## LISTED RECORDS
---------------

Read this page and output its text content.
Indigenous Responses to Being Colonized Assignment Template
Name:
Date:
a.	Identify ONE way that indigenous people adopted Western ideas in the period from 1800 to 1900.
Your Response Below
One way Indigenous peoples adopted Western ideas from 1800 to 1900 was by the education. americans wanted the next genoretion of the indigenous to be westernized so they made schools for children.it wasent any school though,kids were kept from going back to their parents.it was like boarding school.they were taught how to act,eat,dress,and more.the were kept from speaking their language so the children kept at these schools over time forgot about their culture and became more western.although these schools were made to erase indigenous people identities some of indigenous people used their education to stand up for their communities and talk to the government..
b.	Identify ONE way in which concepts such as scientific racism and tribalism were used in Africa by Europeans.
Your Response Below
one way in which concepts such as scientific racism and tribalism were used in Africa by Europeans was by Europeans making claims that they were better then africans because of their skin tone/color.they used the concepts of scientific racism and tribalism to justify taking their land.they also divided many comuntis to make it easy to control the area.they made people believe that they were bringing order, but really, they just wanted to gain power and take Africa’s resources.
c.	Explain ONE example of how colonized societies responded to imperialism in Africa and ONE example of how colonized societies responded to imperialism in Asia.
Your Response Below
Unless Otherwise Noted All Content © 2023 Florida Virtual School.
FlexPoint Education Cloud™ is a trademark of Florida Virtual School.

---------------

Extract the full set of entries word for word.

Read this page and output its text content.
Indigenous Responses to Being Colonized Assignment Template
Name:
Date:
a.	Identify ONE way that indigenous people adopted Western ideas in the period from 1800 to 1900.
Your Response Below
One way Indigenous peoples adopted Western ideas from 1800 to 1900 was by the education. americans wanted the next genoretion of the indigenous to be westernized so they made schools for children.it wasent any school though,kids were kept from going back to their parents.it was like boarding school.they were taught how to act,eat,dress,and more.the were kept from speaking their language so the children kept at these schools over time forgot about their culture and became more western.although these schools were made to erase indigenous people identities some of indigenous people used their education to stand up for their communities and talk to the government..
b.	Identify ONE way in which concepts such as scientific racism and tribalism were used in Africa by Europeans.
Your Response Below
one way in which concepts such as scientific racism and tribalism were used in Africa by Europeans was by Europeans making claims that they were better then africans because of their skin tone/color.they used the concepts of scientific racism and tribalism to justify taking their land.they also divided many comuntis to make it easy to control the area.they made people believe that they were bringing order, but really, they just wanted to gain power and take Africa’s resources.
c.	Explain ONE example of how colonized societies responded to imperialism in Africa and ONE example of how colonized societies responded to imperialism in Asia.
Your Response Below
Unless Otherwise Noted All Content © 2023 Florida Virtual School.
FlexPoint Education Cloud™ is a trademark of Florida Virtual School.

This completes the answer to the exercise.